DATA FOR PROCESSING —
________________________

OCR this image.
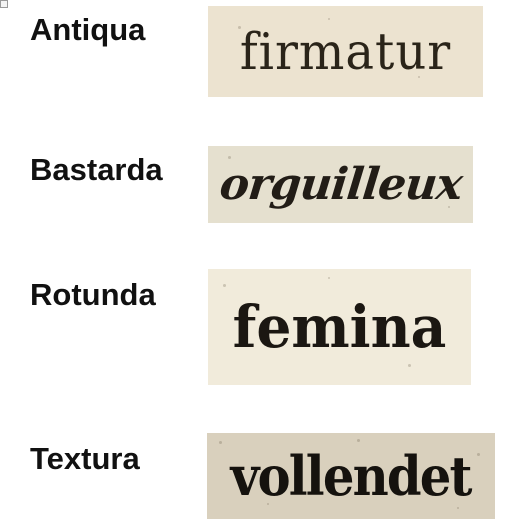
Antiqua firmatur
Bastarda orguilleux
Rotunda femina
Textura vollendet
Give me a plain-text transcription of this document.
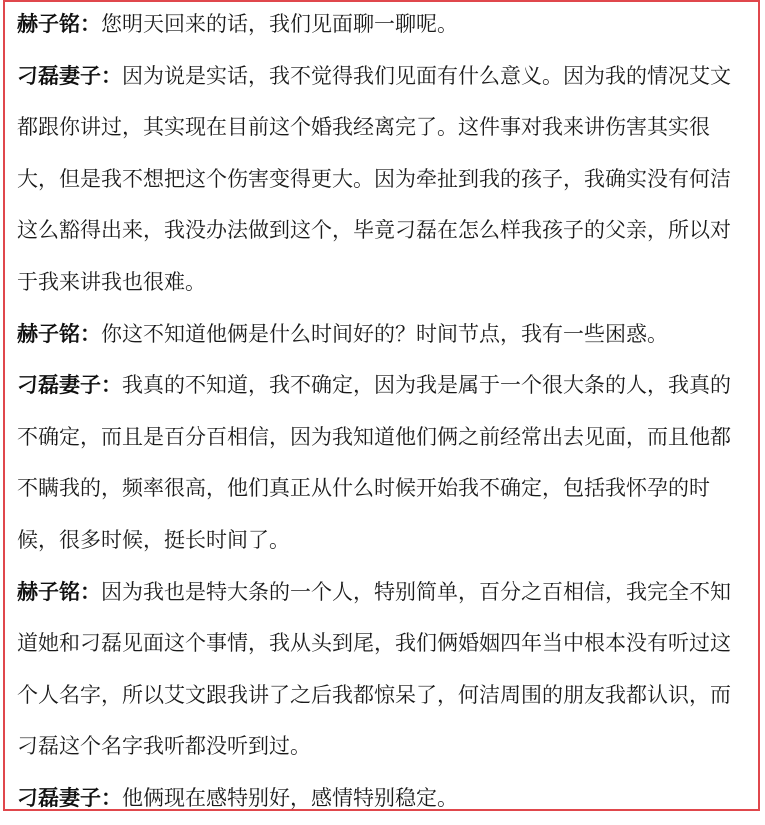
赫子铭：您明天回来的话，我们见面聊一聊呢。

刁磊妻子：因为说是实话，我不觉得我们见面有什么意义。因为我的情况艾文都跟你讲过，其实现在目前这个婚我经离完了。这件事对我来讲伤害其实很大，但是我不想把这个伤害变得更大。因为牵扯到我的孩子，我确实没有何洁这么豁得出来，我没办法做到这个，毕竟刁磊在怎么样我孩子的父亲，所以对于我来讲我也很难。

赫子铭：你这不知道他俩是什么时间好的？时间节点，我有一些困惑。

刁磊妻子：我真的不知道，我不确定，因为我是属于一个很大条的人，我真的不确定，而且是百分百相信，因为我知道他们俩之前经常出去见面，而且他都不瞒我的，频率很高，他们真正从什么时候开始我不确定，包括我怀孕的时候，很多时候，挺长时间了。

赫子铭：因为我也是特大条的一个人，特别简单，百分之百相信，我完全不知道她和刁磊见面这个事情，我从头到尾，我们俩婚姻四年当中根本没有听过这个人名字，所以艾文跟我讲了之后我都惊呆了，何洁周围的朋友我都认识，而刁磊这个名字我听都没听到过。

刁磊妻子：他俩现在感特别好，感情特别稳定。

________________________

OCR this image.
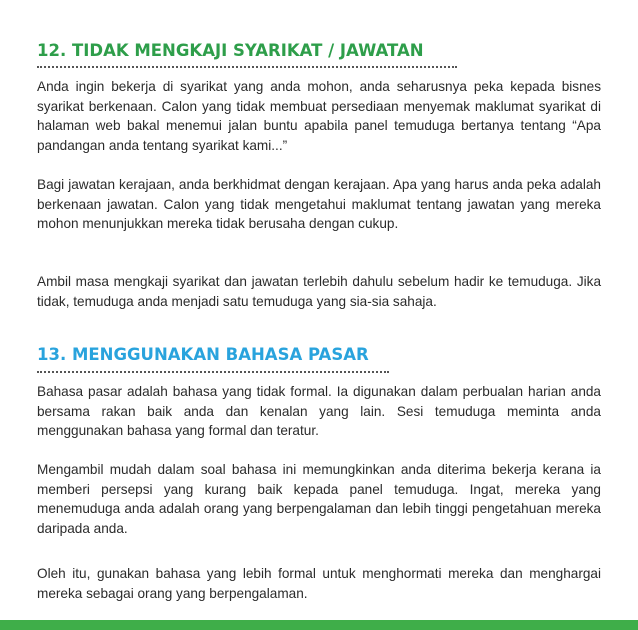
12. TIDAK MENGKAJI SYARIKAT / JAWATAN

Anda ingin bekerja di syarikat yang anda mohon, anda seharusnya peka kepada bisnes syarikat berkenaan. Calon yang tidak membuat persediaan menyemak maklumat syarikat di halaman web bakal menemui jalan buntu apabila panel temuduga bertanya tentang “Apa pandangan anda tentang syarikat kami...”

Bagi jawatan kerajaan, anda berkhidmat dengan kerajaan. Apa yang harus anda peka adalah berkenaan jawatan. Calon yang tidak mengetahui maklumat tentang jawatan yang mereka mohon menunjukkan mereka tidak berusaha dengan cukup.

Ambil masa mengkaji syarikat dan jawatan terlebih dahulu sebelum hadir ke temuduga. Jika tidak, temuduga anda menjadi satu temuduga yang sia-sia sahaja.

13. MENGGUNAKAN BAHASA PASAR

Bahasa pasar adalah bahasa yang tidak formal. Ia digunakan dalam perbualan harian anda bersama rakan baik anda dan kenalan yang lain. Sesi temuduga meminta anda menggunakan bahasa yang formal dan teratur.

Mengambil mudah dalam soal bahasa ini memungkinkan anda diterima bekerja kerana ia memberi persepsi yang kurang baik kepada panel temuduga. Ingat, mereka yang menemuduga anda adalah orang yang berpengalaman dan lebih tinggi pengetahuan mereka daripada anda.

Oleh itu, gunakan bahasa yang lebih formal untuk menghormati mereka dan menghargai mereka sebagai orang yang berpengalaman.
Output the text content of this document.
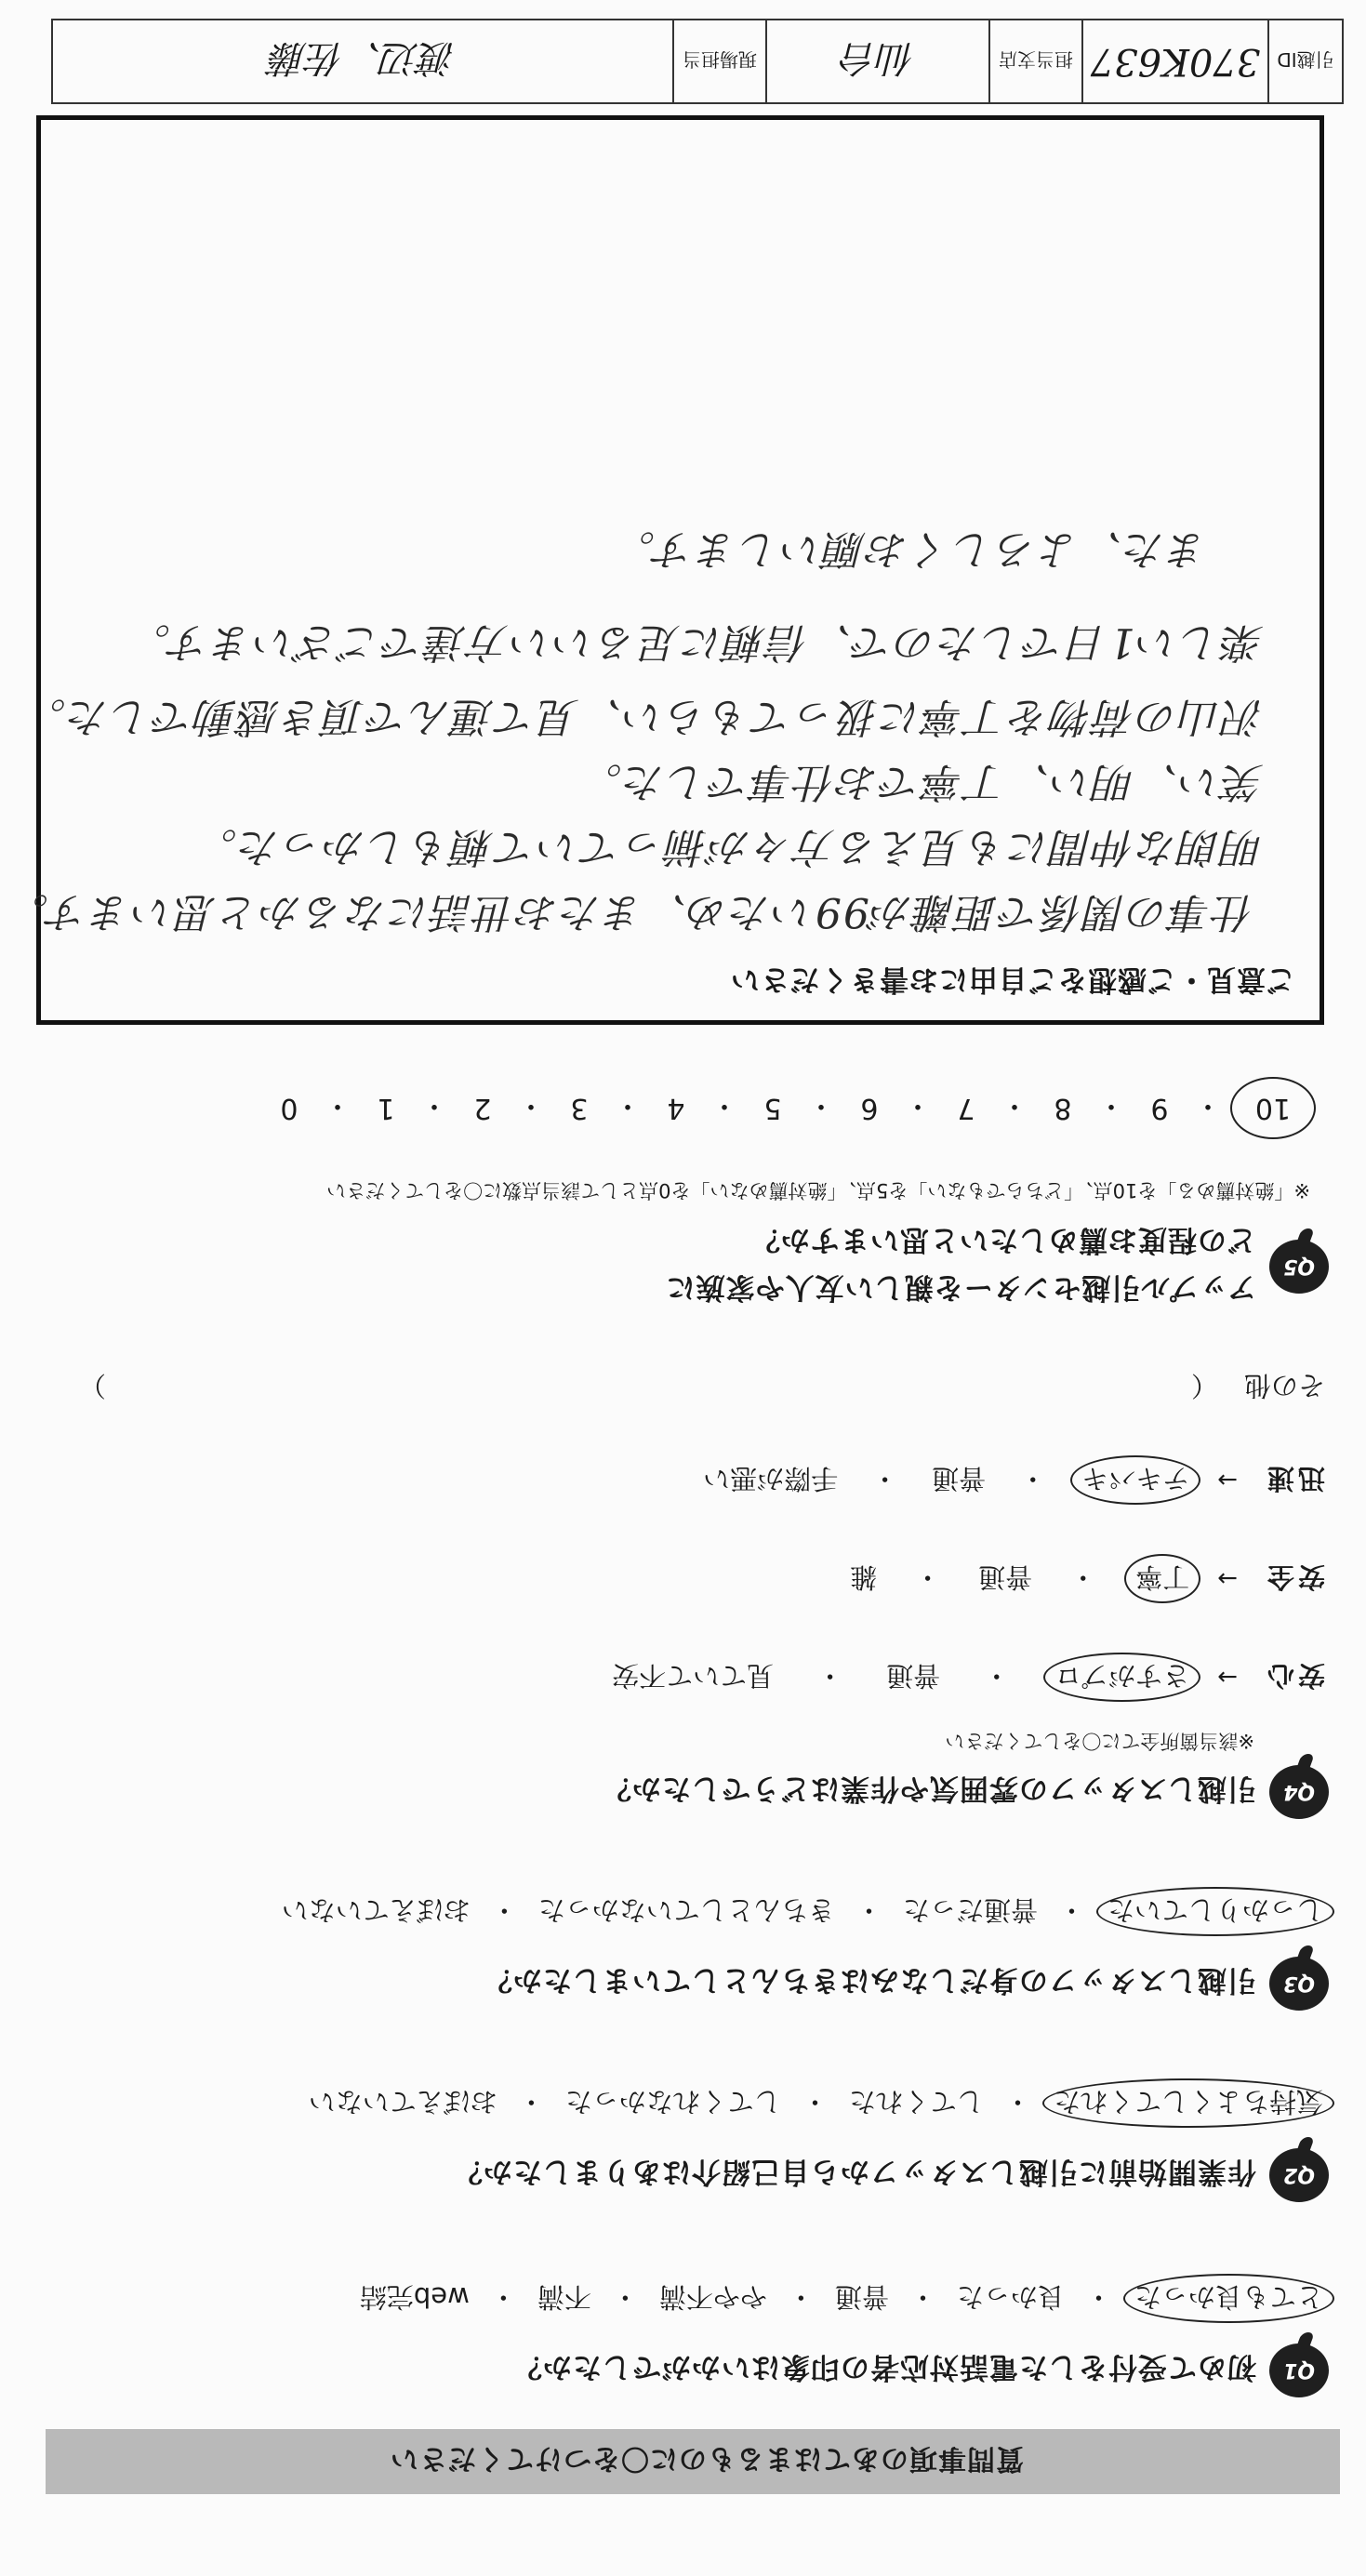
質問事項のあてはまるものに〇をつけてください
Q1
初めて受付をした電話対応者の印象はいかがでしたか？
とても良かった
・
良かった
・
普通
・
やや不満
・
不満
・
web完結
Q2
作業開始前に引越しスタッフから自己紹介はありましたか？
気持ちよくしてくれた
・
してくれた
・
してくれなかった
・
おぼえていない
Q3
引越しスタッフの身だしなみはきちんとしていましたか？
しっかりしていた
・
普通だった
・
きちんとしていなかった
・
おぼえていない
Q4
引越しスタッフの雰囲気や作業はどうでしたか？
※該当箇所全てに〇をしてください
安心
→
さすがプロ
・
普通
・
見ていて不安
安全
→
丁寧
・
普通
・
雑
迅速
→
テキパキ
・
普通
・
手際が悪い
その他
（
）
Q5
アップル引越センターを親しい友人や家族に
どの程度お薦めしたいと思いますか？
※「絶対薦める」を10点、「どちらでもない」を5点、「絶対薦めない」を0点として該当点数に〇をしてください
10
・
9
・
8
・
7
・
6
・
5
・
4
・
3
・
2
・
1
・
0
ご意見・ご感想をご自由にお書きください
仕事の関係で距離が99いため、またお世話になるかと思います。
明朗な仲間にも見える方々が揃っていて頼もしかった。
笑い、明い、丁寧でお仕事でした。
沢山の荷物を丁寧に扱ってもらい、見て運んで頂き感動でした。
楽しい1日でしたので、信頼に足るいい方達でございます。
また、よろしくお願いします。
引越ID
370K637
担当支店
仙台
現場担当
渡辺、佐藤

________________________

WRITTEN REQUEST — Scan the listing above. Collect all lines with the word "Calon".

TASK ANSWER —
Anda ingin bekerja di syarikat yang anda mohon, anda seharusnya peka kepada bisnes syarikat berkenaan. Calon yang tidak membuat persediaan menyemak maklumat syarikat di halaman web bakal menemui jalan buntu apabila panel temuduga bertanya tentang “Apa pandangan anda tentang syarikat kami...”
Bagi jawatan kerajaan, anda berkhidmat dengan kerajaan. Apa yang harus anda peka adalah berkenaan jawatan. Calon yang tidak mengetahui maklumat tentang jawatan yang mereka mohon menunjukkan mereka tidak berusaha dengan cukup.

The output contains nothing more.